WRITTEN REQUEST: Could you transcribe every record below exactly as written, leaving out any pictures?

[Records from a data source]
** begin **

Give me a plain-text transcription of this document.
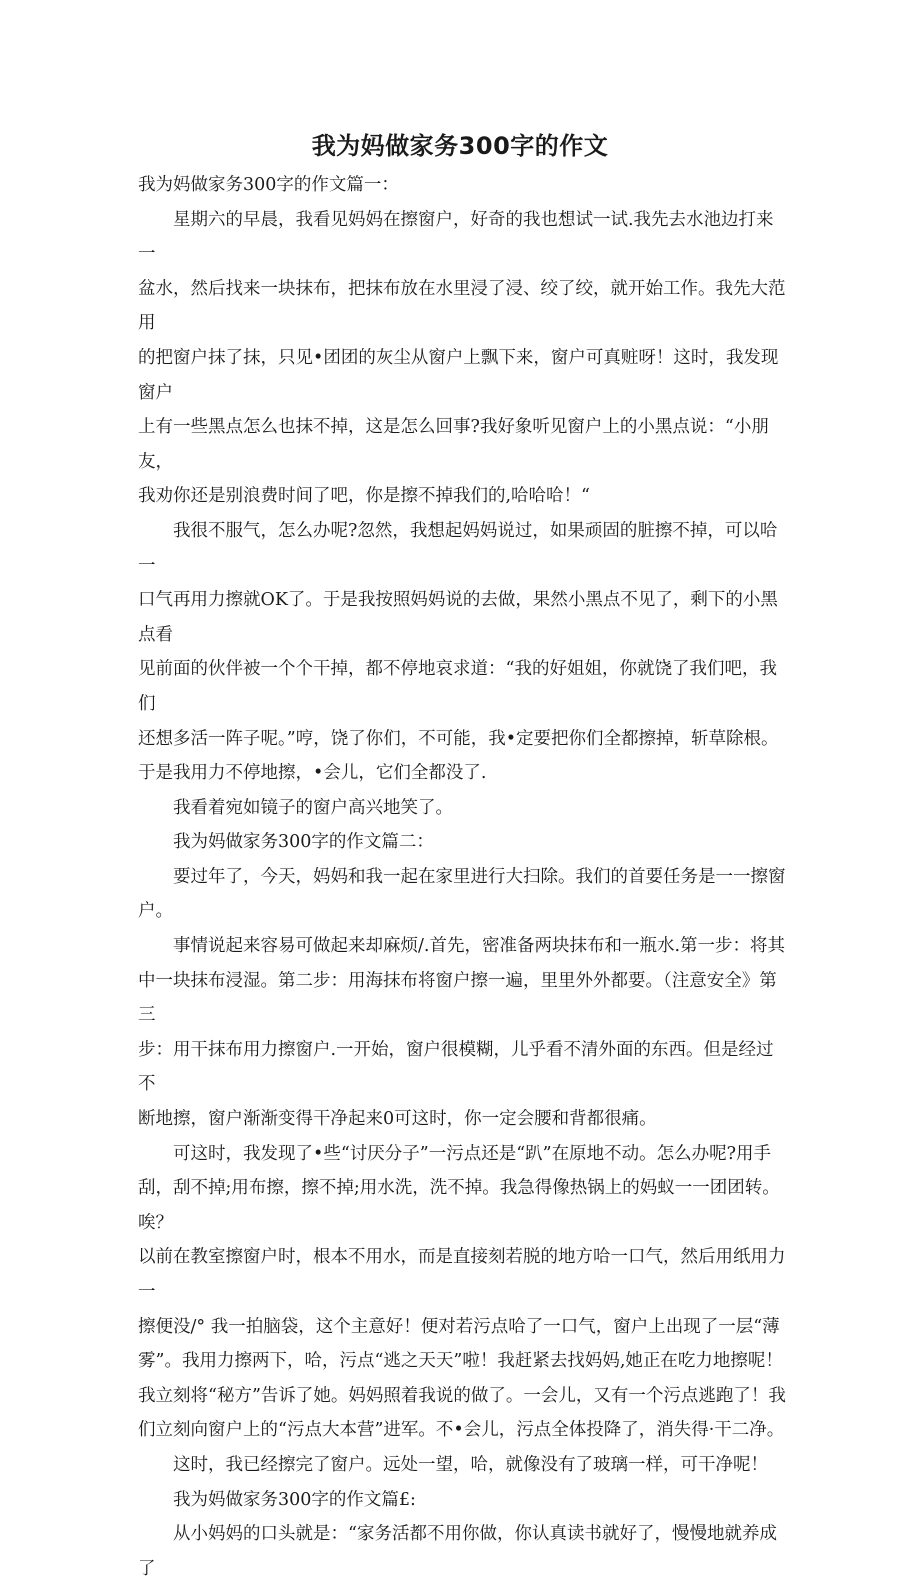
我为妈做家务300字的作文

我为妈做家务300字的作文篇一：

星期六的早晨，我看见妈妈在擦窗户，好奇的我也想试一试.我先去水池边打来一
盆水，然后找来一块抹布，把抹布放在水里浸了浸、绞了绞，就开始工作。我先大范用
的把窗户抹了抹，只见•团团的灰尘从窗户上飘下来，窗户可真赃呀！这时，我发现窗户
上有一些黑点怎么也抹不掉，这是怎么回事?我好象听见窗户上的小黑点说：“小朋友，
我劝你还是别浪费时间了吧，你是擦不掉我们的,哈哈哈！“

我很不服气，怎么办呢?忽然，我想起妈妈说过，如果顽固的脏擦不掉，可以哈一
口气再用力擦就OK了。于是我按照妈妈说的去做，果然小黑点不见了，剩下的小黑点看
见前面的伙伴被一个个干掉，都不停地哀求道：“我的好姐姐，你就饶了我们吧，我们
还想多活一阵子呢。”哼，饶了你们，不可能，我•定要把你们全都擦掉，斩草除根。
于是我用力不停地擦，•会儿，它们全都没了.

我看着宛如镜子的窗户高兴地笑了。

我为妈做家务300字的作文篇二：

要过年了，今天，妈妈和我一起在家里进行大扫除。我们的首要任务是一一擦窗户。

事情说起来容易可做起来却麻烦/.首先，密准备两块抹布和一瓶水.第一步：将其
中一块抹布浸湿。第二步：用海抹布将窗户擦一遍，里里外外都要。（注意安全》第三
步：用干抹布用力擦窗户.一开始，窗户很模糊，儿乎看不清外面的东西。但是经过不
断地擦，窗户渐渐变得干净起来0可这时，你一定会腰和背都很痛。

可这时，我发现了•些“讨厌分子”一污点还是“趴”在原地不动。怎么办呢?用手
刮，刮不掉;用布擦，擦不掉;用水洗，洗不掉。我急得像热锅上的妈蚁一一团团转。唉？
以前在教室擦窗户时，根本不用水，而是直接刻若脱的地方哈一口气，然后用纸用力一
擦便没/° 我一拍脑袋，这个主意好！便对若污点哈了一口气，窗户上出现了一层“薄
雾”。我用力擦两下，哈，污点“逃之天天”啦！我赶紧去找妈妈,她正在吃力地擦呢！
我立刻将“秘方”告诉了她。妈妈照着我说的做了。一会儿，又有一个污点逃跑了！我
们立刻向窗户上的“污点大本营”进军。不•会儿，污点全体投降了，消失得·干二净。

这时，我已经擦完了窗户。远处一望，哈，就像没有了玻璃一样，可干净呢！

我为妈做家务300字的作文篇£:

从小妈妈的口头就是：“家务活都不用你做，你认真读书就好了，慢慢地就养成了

** end **

TASK OUTPUT:
Give me a plain-text transcription of this document.
我为妈做家务300字的作文

我为妈做家务300字的作文篇一：

星期六的早晨，我看见妈妈在擦窗户，好奇的我也想试一试.我先去水池边打来一
盆水，然后找来一块抹布，把抹布放在水里浸了浸、绞了绞，就开始工作。我先大范用
的把窗户抹了抹，只见•团团的灰尘从窗户上飘下来，窗户可真赃呀！这时，我发现窗户
上有一些黑点怎么也抹不掉，这是怎么回事?我好象听见窗户上的小黑点说：“小朋友，
我劝你还是别浪费时间了吧，你是擦不掉我们的,哈哈哈！“

我很不服气，怎么办呢?忽然，我想起妈妈说过，如果顽固的脏擦不掉，可以哈一
口气再用力擦就OK了。于是我按照妈妈说的去做，果然小黑点不见了，剩下的小黑点看
见前面的伙伴被一个个干掉，都不停地哀求道：“我的好姐姐，你就饶了我们吧，我们
还想多活一阵子呢。”哼，饶了你们，不可能，我•定要把你们全都擦掉，斩草除根。
于是我用力不停地擦，•会儿，它们全都没了.

我看着宛如镜子的窗户高兴地笑了。

我为妈做家务300字的作文篇二：

要过年了，今天，妈妈和我一起在家里进行大扫除。我们的首要任务是一一擦窗户。

事情说起来容易可做起来却麻烦/.首先，密准备两块抹布和一瓶水.第一步：将其
中一块抹布浸湿。第二步：用海抹布将窗户擦一遍，里里外外都要。（注意安全》第三
步：用干抹布用力擦窗户.一开始，窗户很模糊，儿乎看不清外面的东西。但是经过不
断地擦，窗户渐渐变得干净起来0可这时，你一定会腰和背都很痛。

可这时，我发现了•些“讨厌分子”一污点还是“趴”在原地不动。怎么办呢?用手
刮，刮不掉;用布擦，擦不掉;用水洗，洗不掉。我急得像热锅上的妈蚁一一团团转。唉？
以前在教室擦窗户时，根本不用水，而是直接刻若脱的地方哈一口气，然后用纸用力一
擦便没/° 我一拍脑袋，这个主意好！便对若污点哈了一口气，窗户上出现了一层“薄
雾”。我用力擦两下，哈，污点“逃之天天”啦！我赶紧去找妈妈,她正在吃力地擦呢！
我立刻将“秘方”告诉了她。妈妈照着我说的做了。一会儿，又有一个污点逃跑了！我
们立刻向窗户上的“污点大本营”进军。不•会儿，污点全体投降了，消失得·干二净。

这时，我已经擦完了窗户。远处一望，哈，就像没有了玻璃一样，可干净呢！

我为妈做家务300字的作文篇£:

从小妈妈的口头就是：“家务活都不用你做，你认真读书就好了，慢慢地就养成了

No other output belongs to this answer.